» **AVAILABLE RECORDS**:

<<<<

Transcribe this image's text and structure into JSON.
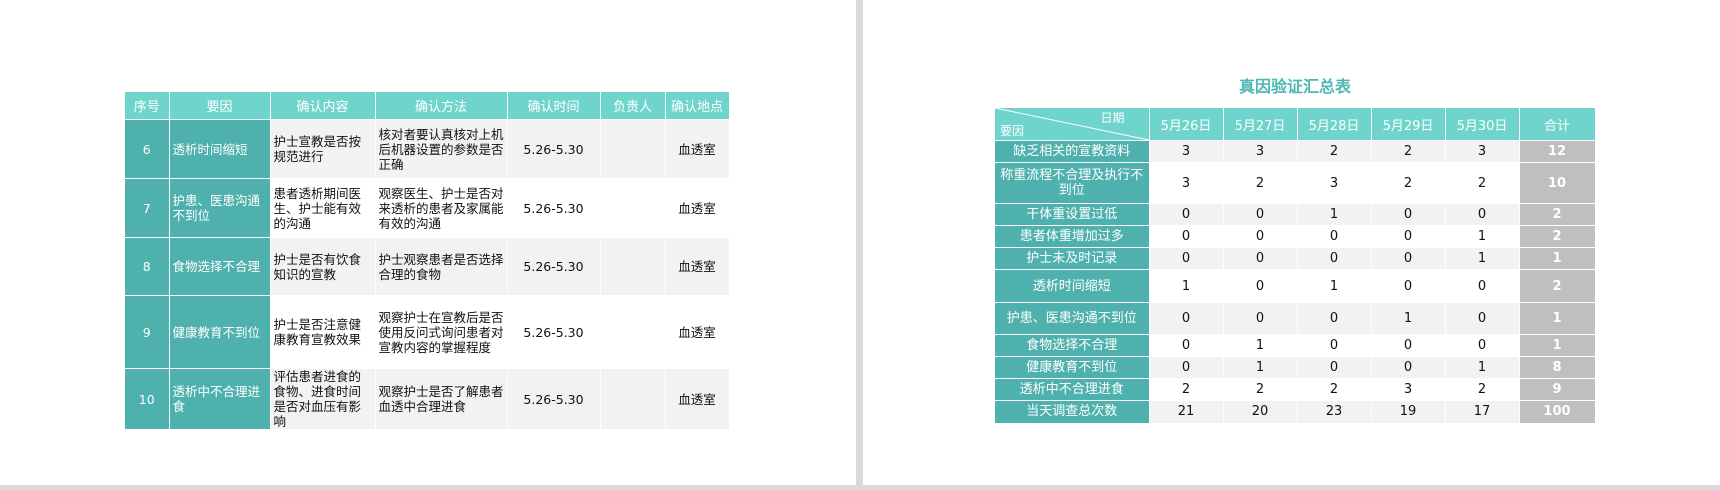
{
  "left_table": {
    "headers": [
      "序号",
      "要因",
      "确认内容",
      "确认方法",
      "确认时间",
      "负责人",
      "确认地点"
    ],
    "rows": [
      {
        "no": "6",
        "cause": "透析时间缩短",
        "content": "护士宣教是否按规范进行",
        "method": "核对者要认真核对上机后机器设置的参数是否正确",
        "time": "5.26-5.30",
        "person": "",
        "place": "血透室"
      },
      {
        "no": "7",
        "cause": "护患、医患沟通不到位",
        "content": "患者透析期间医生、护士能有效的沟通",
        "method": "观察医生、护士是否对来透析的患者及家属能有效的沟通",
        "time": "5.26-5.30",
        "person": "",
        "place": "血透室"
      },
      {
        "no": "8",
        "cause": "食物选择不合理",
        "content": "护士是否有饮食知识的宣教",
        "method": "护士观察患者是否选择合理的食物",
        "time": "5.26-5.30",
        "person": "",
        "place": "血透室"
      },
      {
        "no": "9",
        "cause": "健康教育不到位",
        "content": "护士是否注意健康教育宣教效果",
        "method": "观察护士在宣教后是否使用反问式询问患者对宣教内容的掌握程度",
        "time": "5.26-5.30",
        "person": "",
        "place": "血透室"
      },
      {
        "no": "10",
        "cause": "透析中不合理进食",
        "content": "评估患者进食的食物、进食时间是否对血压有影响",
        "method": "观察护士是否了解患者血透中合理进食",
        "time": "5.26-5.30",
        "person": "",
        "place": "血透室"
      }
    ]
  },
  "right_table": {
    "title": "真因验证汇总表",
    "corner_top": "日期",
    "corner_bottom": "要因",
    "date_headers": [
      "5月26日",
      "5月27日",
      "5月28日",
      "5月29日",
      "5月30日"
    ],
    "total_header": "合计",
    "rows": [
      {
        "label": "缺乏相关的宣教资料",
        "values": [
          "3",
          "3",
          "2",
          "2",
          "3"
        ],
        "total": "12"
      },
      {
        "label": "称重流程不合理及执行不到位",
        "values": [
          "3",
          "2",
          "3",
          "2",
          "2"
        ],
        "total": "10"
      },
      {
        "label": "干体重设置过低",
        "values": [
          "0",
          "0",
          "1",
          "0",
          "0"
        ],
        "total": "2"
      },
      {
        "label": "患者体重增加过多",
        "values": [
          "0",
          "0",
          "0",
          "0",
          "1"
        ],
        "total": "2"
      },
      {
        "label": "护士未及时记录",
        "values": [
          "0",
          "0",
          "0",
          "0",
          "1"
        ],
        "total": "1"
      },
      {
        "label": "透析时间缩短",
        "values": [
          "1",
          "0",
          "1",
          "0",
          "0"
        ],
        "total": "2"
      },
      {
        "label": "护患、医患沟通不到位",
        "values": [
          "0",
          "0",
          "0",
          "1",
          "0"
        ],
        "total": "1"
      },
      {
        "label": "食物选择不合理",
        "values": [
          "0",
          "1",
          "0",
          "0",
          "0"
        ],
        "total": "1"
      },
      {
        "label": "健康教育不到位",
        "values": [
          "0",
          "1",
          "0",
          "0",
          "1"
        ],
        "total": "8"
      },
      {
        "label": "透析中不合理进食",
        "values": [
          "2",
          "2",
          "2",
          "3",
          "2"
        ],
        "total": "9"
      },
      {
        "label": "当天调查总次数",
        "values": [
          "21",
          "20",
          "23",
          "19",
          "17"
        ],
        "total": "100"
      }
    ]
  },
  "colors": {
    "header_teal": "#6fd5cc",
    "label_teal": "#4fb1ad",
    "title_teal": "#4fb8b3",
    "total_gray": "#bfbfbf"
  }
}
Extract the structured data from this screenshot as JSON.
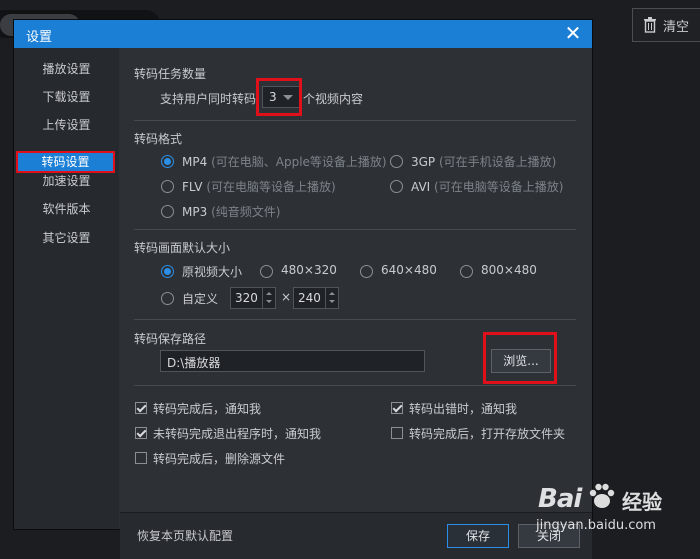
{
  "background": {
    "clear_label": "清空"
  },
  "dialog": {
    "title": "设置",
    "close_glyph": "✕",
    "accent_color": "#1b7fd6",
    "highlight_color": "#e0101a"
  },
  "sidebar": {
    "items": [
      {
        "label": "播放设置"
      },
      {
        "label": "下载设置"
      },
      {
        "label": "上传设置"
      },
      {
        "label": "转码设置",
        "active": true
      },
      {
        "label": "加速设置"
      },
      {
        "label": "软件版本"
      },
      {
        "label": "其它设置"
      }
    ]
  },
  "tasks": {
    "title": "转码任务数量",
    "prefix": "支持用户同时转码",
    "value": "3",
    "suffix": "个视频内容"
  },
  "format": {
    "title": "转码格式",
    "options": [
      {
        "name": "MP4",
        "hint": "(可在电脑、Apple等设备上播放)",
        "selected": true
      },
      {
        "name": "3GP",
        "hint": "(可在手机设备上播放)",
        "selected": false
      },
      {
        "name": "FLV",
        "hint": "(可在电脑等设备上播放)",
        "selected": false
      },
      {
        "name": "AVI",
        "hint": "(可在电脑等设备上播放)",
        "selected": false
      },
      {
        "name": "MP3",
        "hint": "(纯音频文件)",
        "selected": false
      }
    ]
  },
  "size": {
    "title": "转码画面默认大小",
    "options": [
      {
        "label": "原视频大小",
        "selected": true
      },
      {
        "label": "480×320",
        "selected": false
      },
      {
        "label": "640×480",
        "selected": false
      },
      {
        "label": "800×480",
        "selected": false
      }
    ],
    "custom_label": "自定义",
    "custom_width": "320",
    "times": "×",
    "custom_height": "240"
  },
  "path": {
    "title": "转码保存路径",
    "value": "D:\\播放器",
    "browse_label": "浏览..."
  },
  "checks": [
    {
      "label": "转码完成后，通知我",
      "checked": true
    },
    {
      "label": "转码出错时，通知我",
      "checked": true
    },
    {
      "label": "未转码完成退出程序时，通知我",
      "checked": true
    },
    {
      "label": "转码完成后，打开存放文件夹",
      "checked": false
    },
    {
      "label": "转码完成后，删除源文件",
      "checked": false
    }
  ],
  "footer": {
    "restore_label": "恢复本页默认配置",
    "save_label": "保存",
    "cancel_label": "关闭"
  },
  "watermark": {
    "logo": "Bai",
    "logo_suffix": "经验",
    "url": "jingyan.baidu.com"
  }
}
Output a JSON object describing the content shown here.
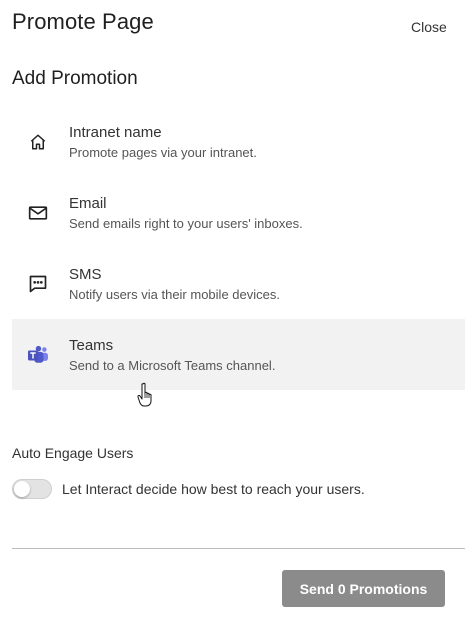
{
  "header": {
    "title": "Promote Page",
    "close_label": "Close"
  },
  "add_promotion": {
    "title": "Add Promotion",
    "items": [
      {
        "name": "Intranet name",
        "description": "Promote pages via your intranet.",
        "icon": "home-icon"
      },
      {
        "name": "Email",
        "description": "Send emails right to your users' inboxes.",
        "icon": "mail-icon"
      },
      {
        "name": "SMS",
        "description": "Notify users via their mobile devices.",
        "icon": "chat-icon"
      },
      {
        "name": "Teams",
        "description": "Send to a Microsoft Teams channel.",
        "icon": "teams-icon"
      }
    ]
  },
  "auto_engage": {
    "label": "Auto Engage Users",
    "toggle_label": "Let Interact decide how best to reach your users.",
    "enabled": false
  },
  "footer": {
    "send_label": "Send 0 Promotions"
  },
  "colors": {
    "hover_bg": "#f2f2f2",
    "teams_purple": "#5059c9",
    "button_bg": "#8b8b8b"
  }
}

>>>>

Leave out the pictures and repeat everything else in the records exactly.

Transcribe this image's text and structure into JSON.
{
  "left_table": {
    "headers": [
      "序号",
      "要因",
      "确认内容",
      "确认方法",
      "确认时间",
      "负责人",
      "确认地点"
    ],
    "rows": [
      {
        "no": "6",
        "cause": "透析时间缩短",
        "content": "护士宣教是否按规范进行",
        "method": "核对者要认真核对上机后机器设置的参数是否正确",
        "time": "5.26-5.30",
        "person": "",
        "place": "血透室"
      },
      {
        "no": "7",
        "cause": "护患、医患沟通不到位",
        "content": "患者透析期间医生、护士能有效的沟通",
        "method": "观察医生、护士是否对来透析的患者及家属能有效的沟通",
        "time": "5.26-5.30",
        "person": "",
        "place": "血透室"
      },
      {
        "no": "8",
        "cause": "食物选择不合理",
        "content": "护士是否有饮食知识的宣教",
        "method": "护士观察患者是否选择合理的食物",
        "time": "5.26-5.30",
        "person": "",
        "place": "血透室"
      },
      {
        "no": "9",
        "cause": "健康教育不到位",
        "content": "护士是否注意健康教育宣教效果",
        "method": "观察护士在宣教后是否使用反问式询问患者对宣教内容的掌握程度",
        "time": "5.26-5.30",
        "person": "",
        "place": "血透室"
      },
      {
        "no": "10",
        "cause": "透析中不合理进食",
        "content": "评估患者进食的食物、进食时间是否对血压有影响",
        "method": "观察护士是否了解患者血透中合理进食",
        "time": "5.26-5.30",
        "person": "",
        "place": "血透室"
      }
    ]
  },
  "right_table": {
    "title": "真因验证汇总表",
    "corner_top": "日期",
    "corner_bottom": "要因",
    "date_headers": [
      "5月26日",
      "5月27日",
      "5月28日",
      "5月29日",
      "5月30日"
    ],
    "total_header": "合计",
    "rows": [
      {
        "label": "缺乏相关的宣教资料",
        "values": [
          "3",
          "3",
          "2",
          "2",
          "3"
        ],
        "total": "12"
      },
      {
        "label": "称重流程不合理及执行不到位",
        "values": [
          "3",
          "2",
          "3",
          "2",
          "2"
        ],
        "total": "10"
      },
      {
        "label": "干体重设置过低",
        "values": [
          "0",
          "0",
          "1",
          "0",
          "0"
        ],
        "total": "2"
      },
      {
        "label": "患者体重增加过多",
        "values": [
          "0",
          "0",
          "0",
          "0",
          "1"
        ],
        "total": "2"
      },
      {
        "label": "护士未及时记录",
        "values": [
          "0",
          "0",
          "0",
          "0",
          "1"
        ],
        "total": "1"
      },
      {
        "label": "透析时间缩短",
        "values": [
          "1",
          "0",
          "1",
          "0",
          "0"
        ],
        "total": "2"
      },
      {
        "label": "护患、医患沟通不到位",
        "values": [
          "0",
          "0",
          "0",
          "1",
          "0"
        ],
        "total": "1"
      },
      {
        "label": "食物选择不合理",
        "values": [
          "0",
          "1",
          "0",
          "0",
          "0"
        ],
        "total": "1"
      },
      {
        "label": "健康教育不到位",
        "values": [
          "0",
          "1",
          "0",
          "0",
          "1"
        ],
        "total": "8"
      },
      {
        "label": "透析中不合理进食",
        "values": [
          "2",
          "2",
          "2",
          "3",
          "2"
        ],
        "total": "9"
      },
      {
        "label": "当天调查总次数",
        "values": [
          "21",
          "20",
          "23",
          "19",
          "17"
        ],
        "total": "100"
      }
    ]
  },
  "colors": {
    "header_teal": "#6fd5cc",
    "label_teal": "#4fb1ad",
    "title_teal": "#4fb8b3",
    "total_gray": "#bfbfbf"
  }
}
Extract the structured data from this screenshot as JSON.
{
  "background": {
    "clear_label": "清空"
  },
  "dialog": {
    "title": "设置",
    "close_glyph": "✕",
    "accent_color": "#1b7fd6",
    "highlight_color": "#e0101a"
  },
  "sidebar": {
    "items": [
      {
        "label": "播放设置"
      },
      {
        "label": "下载设置"
      },
      {
        "label": "上传设置"
      },
      {
        "label": "转码设置",
        "active": true
      },
      {
        "label": "加速设置"
      },
      {
        "label": "软件版本"
      },
      {
        "label": "其它设置"
      }
    ]
  },
  "tasks": {
    "title": "转码任务数量",
    "prefix": "支持用户同时转码",
    "value": "3",
    "suffix": "个视频内容"
  },
  "format": {
    "title": "转码格式",
    "options": [
      {
        "name": "MP4",
        "hint": "(可在电脑、Apple等设备上播放)",
        "selected": true
      },
      {
        "name": "3GP",
        "hint": "(可在手机设备上播放)",
        "selected": false
      },
      {
        "name": "FLV",
        "hint": "(可在电脑等设备上播放)",
        "selected": false
      },
      {
        "name": "AVI",
        "hint": "(可在电脑等设备上播放)",
        "selected": false
      },
      {
        "name": "MP3",
        "hint": "(纯音频文件)",
        "selected": false
      }
    ]
  },
  "size": {
    "title": "转码画面默认大小",
    "options": [
      {
        "label": "原视频大小",
        "selected": true
      },
      {
        "label": "480×320",
        "selected": false
      },
      {
        "label": "640×480",
        "selected": false
      },
      {
        "label": "800×480",
        "selected": false
      }
    ],
    "custom_label": "自定义",
    "custom_width": "320",
    "times": "×",
    "custom_height": "240"
  },
  "path": {
    "title": "转码保存路径",
    "value": "D:\\播放器",
    "browse_label": "浏览..."
  },
  "checks": [
    {
      "label": "转码完成后，通知我",
      "checked": true
    },
    {
      "label": "转码出错时，通知我",
      "checked": true
    },
    {
      "label": "未转码完成退出程序时，通知我",
      "checked": true
    },
    {
      "label": "转码完成后，打开存放文件夹",
      "checked": false
    },
    {
      "label": "转码完成后，删除源文件",
      "checked": false
    }
  ],
  "footer": {
    "restore_label": "恢复本页默认配置",
    "save_label": "保存",
    "cancel_label": "关闭"
  },
  "watermark": {
    "logo": "Bai",
    "logo_suffix": "经验",
    "url": "jingyan.baidu.com"
  }
}
Output a JSON object describing the content shown here.
{
  "header": {
    "title": "Promote Page",
    "close_label": "Close"
  },
  "add_promotion": {
    "title": "Add Promotion",
    "items": [
      {
        "name": "Intranet name",
        "description": "Promote pages via your intranet.",
        "icon": "home-icon"
      },
      {
        "name": "Email",
        "description": "Send emails right to your users' inboxes.",
        "icon": "mail-icon"
      },
      {
        "name": "SMS",
        "description": "Notify users via their mobile devices.",
        "icon": "chat-icon"
      },
      {
        "name": "Teams",
        "description": "Send to a Microsoft Teams channel.",
        "icon": "teams-icon"
      }
    ]
  },
  "auto_engage": {
    "label": "Auto Engage Users",
    "toggle_label": "Let Interact decide how best to reach your users.",
    "enabled": false
  },
  "footer": {
    "send_label": "Send 0 Promotions"
  },
  "colors": {
    "hover_bg": "#f2f2f2",
    "teams_purple": "#5059c9",
    "button_bg": "#8b8b8b"
  }
}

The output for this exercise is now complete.